Reproduce all records exactly.

[Stored data]
•••

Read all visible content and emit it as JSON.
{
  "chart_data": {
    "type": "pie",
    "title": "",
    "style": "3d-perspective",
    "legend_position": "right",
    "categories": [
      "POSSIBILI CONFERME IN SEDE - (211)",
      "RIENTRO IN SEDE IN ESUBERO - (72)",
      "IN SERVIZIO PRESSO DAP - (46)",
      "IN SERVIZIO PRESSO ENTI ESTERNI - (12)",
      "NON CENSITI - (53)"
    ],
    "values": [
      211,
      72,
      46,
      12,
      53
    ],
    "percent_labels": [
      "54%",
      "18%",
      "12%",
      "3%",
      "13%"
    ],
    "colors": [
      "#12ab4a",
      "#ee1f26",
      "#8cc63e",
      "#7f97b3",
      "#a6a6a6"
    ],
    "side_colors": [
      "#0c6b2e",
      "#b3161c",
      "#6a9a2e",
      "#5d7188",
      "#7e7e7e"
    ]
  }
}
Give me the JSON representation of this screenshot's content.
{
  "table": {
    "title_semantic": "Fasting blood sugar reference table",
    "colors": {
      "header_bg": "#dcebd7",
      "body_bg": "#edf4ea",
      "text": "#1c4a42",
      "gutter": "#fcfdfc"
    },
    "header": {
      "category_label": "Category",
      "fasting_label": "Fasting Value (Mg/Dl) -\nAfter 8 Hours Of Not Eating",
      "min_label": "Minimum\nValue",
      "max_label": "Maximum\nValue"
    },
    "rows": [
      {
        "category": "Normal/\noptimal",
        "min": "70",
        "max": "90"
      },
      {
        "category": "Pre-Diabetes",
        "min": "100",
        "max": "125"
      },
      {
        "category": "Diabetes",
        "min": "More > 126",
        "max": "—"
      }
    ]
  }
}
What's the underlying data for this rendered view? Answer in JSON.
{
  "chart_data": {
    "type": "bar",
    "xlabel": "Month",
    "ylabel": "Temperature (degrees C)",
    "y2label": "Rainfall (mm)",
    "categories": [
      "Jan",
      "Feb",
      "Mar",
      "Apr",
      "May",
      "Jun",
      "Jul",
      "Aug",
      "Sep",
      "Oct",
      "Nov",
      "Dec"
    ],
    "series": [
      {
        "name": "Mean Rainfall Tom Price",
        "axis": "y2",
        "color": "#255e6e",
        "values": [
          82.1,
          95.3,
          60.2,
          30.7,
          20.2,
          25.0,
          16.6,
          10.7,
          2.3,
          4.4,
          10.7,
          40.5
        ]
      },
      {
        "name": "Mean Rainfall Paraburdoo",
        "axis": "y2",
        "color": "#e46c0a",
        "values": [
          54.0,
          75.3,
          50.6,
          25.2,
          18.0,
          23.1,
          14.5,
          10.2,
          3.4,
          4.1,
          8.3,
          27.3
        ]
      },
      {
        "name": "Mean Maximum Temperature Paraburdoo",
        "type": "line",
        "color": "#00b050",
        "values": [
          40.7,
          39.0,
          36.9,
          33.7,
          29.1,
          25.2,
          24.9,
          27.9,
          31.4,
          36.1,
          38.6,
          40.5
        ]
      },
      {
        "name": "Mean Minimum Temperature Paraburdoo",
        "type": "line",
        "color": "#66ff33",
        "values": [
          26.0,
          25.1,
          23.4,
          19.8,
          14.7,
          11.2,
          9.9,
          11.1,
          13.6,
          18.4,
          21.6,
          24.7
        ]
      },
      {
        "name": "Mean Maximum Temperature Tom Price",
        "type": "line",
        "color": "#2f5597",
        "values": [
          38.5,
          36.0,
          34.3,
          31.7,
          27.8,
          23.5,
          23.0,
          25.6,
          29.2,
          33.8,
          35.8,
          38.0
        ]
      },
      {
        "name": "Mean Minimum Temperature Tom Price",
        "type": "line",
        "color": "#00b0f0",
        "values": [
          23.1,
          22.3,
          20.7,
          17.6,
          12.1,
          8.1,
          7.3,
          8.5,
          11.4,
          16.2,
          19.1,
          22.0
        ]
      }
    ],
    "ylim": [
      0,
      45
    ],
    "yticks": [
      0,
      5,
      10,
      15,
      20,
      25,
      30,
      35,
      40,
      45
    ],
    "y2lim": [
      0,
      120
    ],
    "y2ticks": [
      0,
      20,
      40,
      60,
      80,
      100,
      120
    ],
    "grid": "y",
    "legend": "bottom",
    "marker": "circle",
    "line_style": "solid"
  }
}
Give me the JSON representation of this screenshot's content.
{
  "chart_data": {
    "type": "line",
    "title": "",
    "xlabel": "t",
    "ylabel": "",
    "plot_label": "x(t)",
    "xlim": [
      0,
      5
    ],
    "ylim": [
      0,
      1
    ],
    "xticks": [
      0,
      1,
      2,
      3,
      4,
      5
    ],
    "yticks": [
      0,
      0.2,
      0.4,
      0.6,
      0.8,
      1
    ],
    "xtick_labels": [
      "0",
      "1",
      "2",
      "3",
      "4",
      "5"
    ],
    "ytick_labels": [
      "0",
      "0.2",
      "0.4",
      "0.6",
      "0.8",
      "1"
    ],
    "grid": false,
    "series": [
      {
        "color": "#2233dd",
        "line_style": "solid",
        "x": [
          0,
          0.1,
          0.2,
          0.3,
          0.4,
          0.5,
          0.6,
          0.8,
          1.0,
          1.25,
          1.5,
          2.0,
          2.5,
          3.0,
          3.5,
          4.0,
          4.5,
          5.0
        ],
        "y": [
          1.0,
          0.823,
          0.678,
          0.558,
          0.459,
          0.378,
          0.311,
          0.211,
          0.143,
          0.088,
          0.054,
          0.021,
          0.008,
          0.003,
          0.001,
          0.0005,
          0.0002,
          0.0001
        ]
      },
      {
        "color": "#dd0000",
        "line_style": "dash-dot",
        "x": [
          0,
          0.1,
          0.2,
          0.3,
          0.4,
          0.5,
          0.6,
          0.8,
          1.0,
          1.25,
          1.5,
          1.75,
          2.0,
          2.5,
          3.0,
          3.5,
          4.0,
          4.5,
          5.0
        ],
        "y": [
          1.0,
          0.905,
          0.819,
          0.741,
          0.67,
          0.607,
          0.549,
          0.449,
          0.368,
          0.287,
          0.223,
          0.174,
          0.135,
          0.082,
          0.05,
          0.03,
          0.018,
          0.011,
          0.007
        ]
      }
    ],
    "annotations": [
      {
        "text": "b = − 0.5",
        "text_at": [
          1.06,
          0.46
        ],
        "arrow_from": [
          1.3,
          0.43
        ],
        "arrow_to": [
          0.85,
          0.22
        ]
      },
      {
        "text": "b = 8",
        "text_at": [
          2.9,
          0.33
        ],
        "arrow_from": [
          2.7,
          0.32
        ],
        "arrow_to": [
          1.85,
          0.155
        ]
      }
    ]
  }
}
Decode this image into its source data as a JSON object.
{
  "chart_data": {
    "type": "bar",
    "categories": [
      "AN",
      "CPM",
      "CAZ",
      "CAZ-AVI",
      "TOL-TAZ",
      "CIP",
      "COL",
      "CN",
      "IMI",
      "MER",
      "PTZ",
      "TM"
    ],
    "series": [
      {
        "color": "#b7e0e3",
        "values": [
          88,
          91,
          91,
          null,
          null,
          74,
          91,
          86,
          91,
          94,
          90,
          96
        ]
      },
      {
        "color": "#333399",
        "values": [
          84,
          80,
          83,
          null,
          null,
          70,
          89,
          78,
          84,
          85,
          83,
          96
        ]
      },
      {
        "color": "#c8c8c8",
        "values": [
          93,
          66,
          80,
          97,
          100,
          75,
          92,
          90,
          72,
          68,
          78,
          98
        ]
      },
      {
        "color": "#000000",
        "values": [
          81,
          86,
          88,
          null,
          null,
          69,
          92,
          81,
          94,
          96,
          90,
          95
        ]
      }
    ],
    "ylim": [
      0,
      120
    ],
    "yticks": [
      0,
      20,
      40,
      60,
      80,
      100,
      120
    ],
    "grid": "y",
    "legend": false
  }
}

•••

### Response
Read all visible content and emit it as JSON.
{
  "chart_data": {
    "type": "pie",
    "title": "",
    "style": "3d-perspective",
    "legend_position": "right",
    "categories": [
      "POSSIBILI CONFERME IN SEDE - (211)",
      "RIENTRO IN SEDE IN ESUBERO - (72)",
      "IN SERVIZIO PRESSO DAP - (46)",
      "IN SERVIZIO PRESSO ENTI ESTERNI - (12)",
      "NON CENSITI - (53)"
    ],
    "values": [
      211,
      72,
      46,
      12,
      53
    ],
    "percent_labels": [
      "54%",
      "18%",
      "12%",
      "3%",
      "13%"
    ],
    "colors": [
      "#12ab4a",
      "#ee1f26",
      "#8cc63e",
      "#7f97b3",
      "#a6a6a6"
    ],
    "side_colors": [
      "#0c6b2e",
      "#b3161c",
      "#6a9a2e",
      "#5d7188",
      "#7e7e7e"
    ]
  }
}
Give me the JSON representation of this screenshot's content.
{
  "table": {
    "title_semantic": "Fasting blood sugar reference table",
    "colors": {
      "header_bg": "#dcebd7",
      "body_bg": "#edf4ea",
      "text": "#1c4a42",
      "gutter": "#fcfdfc"
    },
    "header": {
      "category_label": "Category",
      "fasting_label": "Fasting Value (Mg/Dl) -\nAfter 8 Hours Of Not Eating",
      "min_label": "Minimum\nValue",
      "max_label": "Maximum\nValue"
    },
    "rows": [
      {
        "category": "Normal/\noptimal",
        "min": "70",
        "max": "90"
      },
      {
        "category": "Pre-Diabetes",
        "min": "100",
        "max": "125"
      },
      {
        "category": "Diabetes",
        "min": "More > 126",
        "max": "—"
      }
    ]
  }
}
What's the underlying data for this rendered view? Answer in JSON.
{
  "chart_data": {
    "type": "bar",
    "xlabel": "Month",
    "ylabel": "Temperature (degrees C)",
    "y2label": "Rainfall (mm)",
    "categories": [
      "Jan",
      "Feb",
      "Mar",
      "Apr",
      "May",
      "Jun",
      "Jul",
      "Aug",
      "Sep",
      "Oct",
      "Nov",
      "Dec"
    ],
    "series": [
      {
        "name": "Mean Rainfall Tom Price",
        "axis": "y2",
        "color": "#255e6e",
        "values": [
          82.1,
          95.3,
          60.2,
          30.7,
          20.2,
          25.0,
          16.6,
          10.7,
          2.3,
          4.4,
          10.7,
          40.5
        ]
      },
      {
        "name": "Mean Rainfall Paraburdoo",
        "axis": "y2",
        "color": "#e46c0a",
        "values": [
          54.0,
          75.3,
          50.6,
          25.2,
          18.0,
          23.1,
          14.5,
          10.2,
          3.4,
          4.1,
          8.3,
          27.3
        ]
      },
      {
        "name": "Mean Maximum Temperature Paraburdoo",
        "type": "line",
        "color": "#00b050",
        "values": [
          40.7,
          39.0,
          36.9,
          33.7,
          29.1,
          25.2,
          24.9,
          27.9,
          31.4,
          36.1,
          38.6,
          40.5
        ]
      },
      {
        "name": "Mean Minimum Temperature Paraburdoo",
        "type": "line",
        "color": "#66ff33",
        "values": [
          26.0,
          25.1,
          23.4,
          19.8,
          14.7,
          11.2,
          9.9,
          11.1,
          13.6,
          18.4,
          21.6,
          24.7
        ]
      },
      {
        "name": "Mean Maximum Temperature Tom Price",
        "type": "line",
        "color": "#2f5597",
        "values": [
          38.5,
          36.0,
          34.3,
          31.7,
          27.8,
          23.5,
          23.0,
          25.6,
          29.2,
          33.8,
          35.8,
          38.0
        ]
      },
      {
        "name": "Mean Minimum Temperature Tom Price",
        "type": "line",
        "color": "#00b0f0",
        "values": [
          23.1,
          22.3,
          20.7,
          17.6,
          12.1,
          8.1,
          7.3,
          8.5,
          11.4,
          16.2,
          19.1,
          22.0
        ]
      }
    ],
    "ylim": [
      0,
      45
    ],
    "yticks": [
      0,
      5,
      10,
      15,
      20,
      25,
      30,
      35,
      40,
      45
    ],
    "y2lim": [
      0,
      120
    ],
    "y2ticks": [
      0,
      20,
      40,
      60,
      80,
      100,
      120
    ],
    "grid": "y",
    "legend": "bottom",
    "marker": "circle",
    "line_style": "solid"
  }
}
Give me the JSON representation of this screenshot's content.
{
  "chart_data": {
    "type": "line",
    "title": "",
    "xlabel": "t",
    "ylabel": "",
    "plot_label": "x(t)",
    "xlim": [
      0,
      5
    ],
    "ylim": [
      0,
      1
    ],
    "xticks": [
      0,
      1,
      2,
      3,
      4,
      5
    ],
    "yticks": [
      0,
      0.2,
      0.4,
      0.6,
      0.8,
      1
    ],
    "xtick_labels": [
      "0",
      "1",
      "2",
      "3",
      "4",
      "5"
    ],
    "ytick_labels": [
      "0",
      "0.2",
      "0.4",
      "0.6",
      "0.8",
      "1"
    ],
    "grid": false,
    "series": [
      {
        "color": "#2233dd",
        "line_style": "solid",
        "x": [
          0,
          0.1,
          0.2,
          0.3,
          0.4,
          0.5,
          0.6,
          0.8,
          1.0,
          1.25,
          1.5,
          2.0,
          2.5,
          3.0,
          3.5,
          4.0,
          4.5,
          5.0
        ],
        "y": [
          1.0,
          0.823,
          0.678,
          0.558,
          0.459,
          0.378,
          0.311,
          0.211,
          0.143,
          0.088,
          0.054,
          0.021,
          0.008,
          0.003,
          0.001,
          0.0005,
          0.0002,
          0.0001
        ]
      },
      {
        "color": "#dd0000",
        "line_style": "dash-dot",
        "x": [
          0,
          0.1,
          0.2,
          0.3,
          0.4,
          0.5,
          0.6,
          0.8,
          1.0,
          1.25,
          1.5,
          1.75,
          2.0,
          2.5,
          3.0,
          3.5,
          4.0,
          4.5,
          5.0
        ],
        "y": [
          1.0,
          0.905,
          0.819,
          0.741,
          0.67,
          0.607,
          0.549,
          0.449,
          0.368,
          0.287,
          0.223,
          0.174,
          0.135,
          0.082,
          0.05,
          0.03,
          0.018,
          0.011,
          0.007
        ]
      }
    ],
    "annotations": [
      {
        "text": "b = − 0.5",
        "text_at": [
          1.06,
          0.46
        ],
        "arrow_from": [
          1.3,
          0.43
        ],
        "arrow_to": [
          0.85,
          0.22
        ]
      },
      {
        "text": "b = 8",
        "text_at": [
          2.9,
          0.33
        ],
        "arrow_from": [
          2.7,
          0.32
        ],
        "arrow_to": [
          1.85,
          0.155
        ]
      }
    ]
  }
}
Decode this image into its source data as a JSON object.
{
  "chart_data": {
    "type": "bar",
    "categories": [
      "AN",
      "CPM",
      "CAZ",
      "CAZ-AVI",
      "TOL-TAZ",
      "CIP",
      "COL",
      "CN",
      "IMI",
      "MER",
      "PTZ",
      "TM"
    ],
    "series": [
      {
        "color": "#b7e0e3",
        "values": [
          88,
          91,
          91,
          null,
          null,
          74,
          91,
          86,
          91,
          94,
          90,
          96
        ]
      },
      {
        "color": "#333399",
        "values": [
          84,
          80,
          83,
          null,
          null,
          70,
          89,
          78,
          84,
          85,
          83,
          96
        ]
      },
      {
        "color": "#c8c8c8",
        "values": [
          93,
          66,
          80,
          97,
          100,
          75,
          92,
          90,
          72,
          68,
          78,
          98
        ]
      },
      {
        "color": "#000000",
        "values": [
          81,
          86,
          88,
          null,
          null,
          69,
          92,
          81,
          94,
          96,
          90,
          95
        ]
      }
    ],
    "ylim": [
      0,
      120
    ],
    "yticks": [
      0,
      20,
      40,
      60,
      80,
      100,
      120
    ],
    "grid": "y",
    "legend": false
  }
}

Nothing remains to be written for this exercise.